→ Given task
Every line with the word "title" in it should be extracted from the data that follows.

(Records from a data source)
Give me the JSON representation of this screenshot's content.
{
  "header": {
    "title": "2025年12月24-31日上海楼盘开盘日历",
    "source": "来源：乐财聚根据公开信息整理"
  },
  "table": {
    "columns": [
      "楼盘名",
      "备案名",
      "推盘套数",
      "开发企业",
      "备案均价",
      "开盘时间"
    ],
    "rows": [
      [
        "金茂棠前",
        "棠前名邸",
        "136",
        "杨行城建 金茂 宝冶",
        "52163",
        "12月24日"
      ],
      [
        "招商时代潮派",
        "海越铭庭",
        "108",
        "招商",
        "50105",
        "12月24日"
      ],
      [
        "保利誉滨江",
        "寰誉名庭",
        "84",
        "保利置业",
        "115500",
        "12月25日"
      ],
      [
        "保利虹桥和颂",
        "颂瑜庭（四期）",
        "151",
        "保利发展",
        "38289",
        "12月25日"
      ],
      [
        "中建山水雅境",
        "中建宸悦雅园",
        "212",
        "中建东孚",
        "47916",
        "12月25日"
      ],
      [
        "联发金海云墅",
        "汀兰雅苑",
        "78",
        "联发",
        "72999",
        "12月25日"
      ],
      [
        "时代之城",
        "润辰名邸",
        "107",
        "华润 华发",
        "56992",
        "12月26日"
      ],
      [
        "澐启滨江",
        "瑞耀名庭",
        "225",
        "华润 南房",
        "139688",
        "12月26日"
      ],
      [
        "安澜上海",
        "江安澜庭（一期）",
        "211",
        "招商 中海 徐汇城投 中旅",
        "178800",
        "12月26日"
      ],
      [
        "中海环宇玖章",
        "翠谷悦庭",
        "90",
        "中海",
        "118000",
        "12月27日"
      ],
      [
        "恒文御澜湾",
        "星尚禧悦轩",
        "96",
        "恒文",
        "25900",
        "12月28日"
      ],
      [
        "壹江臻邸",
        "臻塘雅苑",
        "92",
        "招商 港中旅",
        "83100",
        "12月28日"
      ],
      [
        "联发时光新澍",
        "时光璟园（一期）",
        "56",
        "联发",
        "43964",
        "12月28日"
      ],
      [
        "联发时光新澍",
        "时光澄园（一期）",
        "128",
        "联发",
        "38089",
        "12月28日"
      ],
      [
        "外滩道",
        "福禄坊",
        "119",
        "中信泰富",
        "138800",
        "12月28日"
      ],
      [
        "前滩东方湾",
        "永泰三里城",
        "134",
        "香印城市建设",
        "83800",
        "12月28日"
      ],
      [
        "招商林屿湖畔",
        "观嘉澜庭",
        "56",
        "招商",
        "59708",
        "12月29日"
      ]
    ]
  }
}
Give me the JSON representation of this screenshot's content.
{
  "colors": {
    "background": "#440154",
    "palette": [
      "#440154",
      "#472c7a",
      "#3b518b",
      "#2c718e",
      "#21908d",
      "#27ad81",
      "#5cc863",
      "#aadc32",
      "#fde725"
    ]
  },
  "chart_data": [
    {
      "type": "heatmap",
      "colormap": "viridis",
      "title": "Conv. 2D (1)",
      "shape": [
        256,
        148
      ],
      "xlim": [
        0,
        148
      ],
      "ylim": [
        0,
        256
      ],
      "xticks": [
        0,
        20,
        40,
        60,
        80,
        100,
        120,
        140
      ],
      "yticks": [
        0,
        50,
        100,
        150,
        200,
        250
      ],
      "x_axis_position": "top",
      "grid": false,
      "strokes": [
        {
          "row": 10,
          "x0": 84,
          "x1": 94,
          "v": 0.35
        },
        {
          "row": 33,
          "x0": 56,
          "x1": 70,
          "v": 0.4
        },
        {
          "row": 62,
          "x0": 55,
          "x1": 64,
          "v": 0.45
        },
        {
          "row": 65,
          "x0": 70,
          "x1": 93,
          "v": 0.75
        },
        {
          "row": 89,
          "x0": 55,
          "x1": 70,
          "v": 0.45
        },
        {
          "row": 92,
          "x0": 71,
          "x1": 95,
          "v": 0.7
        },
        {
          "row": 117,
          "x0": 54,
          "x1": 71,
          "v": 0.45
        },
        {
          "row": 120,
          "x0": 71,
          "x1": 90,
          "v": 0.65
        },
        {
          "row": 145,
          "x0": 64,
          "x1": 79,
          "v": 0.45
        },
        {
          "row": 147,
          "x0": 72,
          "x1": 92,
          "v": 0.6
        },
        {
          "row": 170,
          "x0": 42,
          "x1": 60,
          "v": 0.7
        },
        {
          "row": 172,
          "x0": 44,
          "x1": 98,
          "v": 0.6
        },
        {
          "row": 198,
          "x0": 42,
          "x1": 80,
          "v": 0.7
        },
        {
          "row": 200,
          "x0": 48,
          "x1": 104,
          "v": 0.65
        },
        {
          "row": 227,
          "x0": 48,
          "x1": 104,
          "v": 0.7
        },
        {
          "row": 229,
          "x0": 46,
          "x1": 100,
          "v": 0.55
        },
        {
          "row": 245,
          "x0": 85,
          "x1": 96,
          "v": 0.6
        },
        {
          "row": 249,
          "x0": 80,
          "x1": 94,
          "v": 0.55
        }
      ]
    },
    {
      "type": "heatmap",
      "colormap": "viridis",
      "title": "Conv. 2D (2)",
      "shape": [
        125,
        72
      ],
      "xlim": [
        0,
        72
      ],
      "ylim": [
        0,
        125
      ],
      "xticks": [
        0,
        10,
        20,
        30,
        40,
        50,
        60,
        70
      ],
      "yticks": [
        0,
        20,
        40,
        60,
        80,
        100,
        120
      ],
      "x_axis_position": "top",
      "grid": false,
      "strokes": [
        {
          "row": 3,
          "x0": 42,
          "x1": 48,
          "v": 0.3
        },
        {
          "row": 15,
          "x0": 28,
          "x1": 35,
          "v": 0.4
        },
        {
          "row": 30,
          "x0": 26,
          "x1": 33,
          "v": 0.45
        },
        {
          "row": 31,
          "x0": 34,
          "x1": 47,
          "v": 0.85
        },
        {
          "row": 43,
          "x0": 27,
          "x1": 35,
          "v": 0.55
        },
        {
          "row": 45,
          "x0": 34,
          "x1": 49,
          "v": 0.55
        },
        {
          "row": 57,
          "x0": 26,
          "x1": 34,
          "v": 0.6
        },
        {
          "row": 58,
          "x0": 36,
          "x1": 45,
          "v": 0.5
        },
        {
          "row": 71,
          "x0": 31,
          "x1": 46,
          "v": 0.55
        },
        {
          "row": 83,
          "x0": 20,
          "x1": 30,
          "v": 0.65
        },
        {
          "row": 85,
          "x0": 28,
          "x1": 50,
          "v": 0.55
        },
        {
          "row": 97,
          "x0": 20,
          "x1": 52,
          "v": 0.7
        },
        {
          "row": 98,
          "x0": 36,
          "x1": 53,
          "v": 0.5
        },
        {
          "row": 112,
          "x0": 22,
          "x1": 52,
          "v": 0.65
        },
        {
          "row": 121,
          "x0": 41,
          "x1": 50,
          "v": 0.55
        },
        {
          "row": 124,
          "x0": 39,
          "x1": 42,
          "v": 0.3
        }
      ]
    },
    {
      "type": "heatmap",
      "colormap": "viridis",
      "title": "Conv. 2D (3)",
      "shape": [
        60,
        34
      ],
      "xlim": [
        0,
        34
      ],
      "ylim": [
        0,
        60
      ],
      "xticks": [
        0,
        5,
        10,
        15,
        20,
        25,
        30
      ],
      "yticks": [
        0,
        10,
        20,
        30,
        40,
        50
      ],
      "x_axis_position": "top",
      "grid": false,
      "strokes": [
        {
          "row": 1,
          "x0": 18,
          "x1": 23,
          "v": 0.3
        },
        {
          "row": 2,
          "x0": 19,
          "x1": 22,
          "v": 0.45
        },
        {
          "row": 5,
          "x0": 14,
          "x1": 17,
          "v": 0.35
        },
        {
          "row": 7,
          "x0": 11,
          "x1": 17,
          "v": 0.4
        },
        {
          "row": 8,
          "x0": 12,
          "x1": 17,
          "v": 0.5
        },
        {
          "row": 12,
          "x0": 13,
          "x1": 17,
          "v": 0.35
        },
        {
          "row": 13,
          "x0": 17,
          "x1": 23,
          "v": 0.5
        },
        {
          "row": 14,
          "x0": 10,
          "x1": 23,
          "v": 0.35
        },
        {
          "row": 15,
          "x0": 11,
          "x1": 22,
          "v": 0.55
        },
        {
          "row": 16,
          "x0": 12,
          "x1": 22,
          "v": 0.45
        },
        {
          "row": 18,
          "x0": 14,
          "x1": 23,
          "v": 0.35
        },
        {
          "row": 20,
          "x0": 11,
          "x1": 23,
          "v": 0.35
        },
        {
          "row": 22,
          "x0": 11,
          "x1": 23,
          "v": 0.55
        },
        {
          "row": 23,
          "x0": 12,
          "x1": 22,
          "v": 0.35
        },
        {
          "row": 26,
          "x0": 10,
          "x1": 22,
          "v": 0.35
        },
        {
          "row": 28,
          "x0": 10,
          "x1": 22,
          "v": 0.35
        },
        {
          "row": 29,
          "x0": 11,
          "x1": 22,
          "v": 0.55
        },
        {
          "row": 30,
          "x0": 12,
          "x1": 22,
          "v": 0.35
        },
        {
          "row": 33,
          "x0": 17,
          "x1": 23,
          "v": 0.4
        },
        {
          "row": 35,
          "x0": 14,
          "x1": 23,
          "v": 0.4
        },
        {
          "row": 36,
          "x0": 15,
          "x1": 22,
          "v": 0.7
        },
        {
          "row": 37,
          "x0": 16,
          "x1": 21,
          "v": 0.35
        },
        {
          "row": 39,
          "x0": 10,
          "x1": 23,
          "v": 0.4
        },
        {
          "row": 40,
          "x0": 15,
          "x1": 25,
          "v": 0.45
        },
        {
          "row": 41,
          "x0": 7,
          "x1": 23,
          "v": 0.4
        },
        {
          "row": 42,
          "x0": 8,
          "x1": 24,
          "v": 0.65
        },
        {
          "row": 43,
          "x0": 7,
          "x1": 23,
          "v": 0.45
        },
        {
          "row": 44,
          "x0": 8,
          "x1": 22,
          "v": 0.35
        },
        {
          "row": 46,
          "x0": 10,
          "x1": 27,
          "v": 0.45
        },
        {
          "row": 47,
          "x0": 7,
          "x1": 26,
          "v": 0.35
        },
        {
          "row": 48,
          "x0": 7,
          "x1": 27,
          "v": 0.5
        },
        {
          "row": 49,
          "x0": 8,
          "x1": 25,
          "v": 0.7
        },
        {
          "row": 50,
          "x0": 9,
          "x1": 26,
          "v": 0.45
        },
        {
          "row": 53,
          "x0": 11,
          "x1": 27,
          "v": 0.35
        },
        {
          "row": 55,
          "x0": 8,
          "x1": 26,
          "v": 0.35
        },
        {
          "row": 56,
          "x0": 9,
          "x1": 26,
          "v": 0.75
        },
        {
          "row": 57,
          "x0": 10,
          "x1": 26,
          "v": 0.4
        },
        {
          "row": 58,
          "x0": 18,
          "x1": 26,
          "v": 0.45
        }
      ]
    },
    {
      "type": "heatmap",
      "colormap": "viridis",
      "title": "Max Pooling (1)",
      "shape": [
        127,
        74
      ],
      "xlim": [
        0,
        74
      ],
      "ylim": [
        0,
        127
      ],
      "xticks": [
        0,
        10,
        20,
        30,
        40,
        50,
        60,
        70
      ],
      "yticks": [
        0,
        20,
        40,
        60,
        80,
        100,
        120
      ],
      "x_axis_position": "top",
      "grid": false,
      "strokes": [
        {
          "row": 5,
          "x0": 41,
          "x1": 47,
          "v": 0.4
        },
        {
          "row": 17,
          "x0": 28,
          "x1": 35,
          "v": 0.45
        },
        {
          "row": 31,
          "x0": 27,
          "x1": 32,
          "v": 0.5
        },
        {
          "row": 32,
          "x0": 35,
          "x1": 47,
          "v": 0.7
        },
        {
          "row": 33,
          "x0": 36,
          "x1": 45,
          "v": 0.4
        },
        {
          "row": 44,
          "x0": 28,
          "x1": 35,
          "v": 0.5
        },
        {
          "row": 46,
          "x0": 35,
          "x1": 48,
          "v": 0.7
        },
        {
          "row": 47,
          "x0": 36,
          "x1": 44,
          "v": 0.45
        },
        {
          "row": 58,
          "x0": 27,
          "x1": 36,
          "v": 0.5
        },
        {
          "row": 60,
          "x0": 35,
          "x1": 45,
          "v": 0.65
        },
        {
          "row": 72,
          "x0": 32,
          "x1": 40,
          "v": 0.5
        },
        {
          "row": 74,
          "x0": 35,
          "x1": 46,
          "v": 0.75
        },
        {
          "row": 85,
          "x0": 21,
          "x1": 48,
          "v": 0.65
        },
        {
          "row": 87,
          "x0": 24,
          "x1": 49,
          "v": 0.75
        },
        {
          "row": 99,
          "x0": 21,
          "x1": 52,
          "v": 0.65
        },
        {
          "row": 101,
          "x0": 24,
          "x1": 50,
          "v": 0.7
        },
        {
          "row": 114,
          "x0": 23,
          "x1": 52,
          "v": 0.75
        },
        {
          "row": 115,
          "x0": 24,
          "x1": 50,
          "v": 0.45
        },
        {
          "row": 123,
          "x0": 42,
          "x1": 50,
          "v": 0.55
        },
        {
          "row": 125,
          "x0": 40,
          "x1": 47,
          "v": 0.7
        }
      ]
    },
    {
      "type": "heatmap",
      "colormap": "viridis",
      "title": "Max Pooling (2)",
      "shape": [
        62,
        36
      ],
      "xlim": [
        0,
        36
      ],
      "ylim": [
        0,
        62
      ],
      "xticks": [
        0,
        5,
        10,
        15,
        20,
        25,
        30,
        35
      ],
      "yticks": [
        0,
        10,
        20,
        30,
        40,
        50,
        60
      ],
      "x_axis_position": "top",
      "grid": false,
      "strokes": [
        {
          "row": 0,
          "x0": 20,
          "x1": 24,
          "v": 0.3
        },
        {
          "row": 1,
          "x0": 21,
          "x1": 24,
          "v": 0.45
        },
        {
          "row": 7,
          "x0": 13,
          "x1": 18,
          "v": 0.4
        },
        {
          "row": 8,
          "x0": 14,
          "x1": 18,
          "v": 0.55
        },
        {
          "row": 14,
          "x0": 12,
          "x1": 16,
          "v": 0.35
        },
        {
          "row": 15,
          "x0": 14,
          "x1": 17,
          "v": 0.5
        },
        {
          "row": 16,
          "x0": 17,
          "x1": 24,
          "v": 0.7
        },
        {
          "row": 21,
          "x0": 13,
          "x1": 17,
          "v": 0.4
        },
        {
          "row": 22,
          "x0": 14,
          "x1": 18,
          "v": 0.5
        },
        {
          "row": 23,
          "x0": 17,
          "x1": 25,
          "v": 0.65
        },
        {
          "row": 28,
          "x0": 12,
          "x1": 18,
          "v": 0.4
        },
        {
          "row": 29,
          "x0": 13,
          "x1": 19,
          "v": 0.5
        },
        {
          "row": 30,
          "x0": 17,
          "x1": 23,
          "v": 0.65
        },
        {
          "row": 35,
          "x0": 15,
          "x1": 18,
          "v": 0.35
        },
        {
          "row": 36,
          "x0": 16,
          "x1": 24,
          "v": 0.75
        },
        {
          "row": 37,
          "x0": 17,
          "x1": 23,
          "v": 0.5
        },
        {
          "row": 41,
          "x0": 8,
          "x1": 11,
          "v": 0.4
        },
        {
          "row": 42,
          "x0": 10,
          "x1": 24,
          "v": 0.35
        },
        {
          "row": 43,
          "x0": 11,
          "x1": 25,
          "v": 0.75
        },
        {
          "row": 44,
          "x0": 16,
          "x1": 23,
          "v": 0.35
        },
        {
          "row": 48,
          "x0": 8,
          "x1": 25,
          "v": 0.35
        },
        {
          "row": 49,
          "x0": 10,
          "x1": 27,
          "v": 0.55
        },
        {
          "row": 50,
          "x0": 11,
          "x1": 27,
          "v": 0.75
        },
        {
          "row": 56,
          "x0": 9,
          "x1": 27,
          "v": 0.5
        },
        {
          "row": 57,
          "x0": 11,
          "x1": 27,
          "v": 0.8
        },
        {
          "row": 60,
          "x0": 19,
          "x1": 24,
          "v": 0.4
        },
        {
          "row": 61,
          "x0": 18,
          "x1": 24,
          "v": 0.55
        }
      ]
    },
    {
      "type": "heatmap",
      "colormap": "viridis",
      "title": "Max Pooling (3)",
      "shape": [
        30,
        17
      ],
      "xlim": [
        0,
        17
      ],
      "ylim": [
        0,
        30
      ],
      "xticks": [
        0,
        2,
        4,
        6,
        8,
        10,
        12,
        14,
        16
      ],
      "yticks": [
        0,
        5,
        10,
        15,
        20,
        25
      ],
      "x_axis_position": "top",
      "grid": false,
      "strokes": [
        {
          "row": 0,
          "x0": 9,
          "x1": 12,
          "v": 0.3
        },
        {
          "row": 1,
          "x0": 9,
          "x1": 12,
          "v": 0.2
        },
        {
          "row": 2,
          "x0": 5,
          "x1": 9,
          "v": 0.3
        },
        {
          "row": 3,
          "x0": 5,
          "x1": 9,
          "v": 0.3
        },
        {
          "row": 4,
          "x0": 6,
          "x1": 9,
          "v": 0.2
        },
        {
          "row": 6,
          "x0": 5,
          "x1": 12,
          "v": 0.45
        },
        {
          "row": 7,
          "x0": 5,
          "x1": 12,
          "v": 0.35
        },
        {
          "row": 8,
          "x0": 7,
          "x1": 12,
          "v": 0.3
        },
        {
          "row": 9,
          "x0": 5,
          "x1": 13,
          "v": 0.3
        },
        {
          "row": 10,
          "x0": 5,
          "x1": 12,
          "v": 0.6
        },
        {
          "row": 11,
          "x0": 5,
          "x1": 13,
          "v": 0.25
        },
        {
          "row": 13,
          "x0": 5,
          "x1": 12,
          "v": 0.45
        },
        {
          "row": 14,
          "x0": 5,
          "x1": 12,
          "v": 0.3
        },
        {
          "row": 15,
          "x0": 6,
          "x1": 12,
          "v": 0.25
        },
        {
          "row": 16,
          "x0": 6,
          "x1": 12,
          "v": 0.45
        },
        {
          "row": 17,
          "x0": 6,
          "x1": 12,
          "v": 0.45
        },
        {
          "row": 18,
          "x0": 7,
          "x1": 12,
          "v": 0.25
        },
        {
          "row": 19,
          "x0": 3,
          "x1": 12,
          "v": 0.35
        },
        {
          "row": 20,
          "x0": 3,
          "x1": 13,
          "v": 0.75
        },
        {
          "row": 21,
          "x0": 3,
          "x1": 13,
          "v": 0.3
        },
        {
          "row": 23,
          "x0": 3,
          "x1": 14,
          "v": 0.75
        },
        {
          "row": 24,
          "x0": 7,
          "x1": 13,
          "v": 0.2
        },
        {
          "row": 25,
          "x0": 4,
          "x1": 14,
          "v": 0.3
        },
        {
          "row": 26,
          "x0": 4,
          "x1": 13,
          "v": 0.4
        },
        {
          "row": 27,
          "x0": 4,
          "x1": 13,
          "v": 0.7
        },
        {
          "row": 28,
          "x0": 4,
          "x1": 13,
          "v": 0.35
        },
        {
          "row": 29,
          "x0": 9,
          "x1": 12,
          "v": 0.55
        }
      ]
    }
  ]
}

→ Task output
    "title": "2025年12月24-31日上海楼盘开盘日历",
      "title": "Conv. 2D (1)",
      "title": "Conv. 2D (2)",
      "title": "Conv. 2D (3)",
      "title": "Max Pooling (1)",
      "title": "Max Pooling (2)",
      "title": "Max Pooling (3)",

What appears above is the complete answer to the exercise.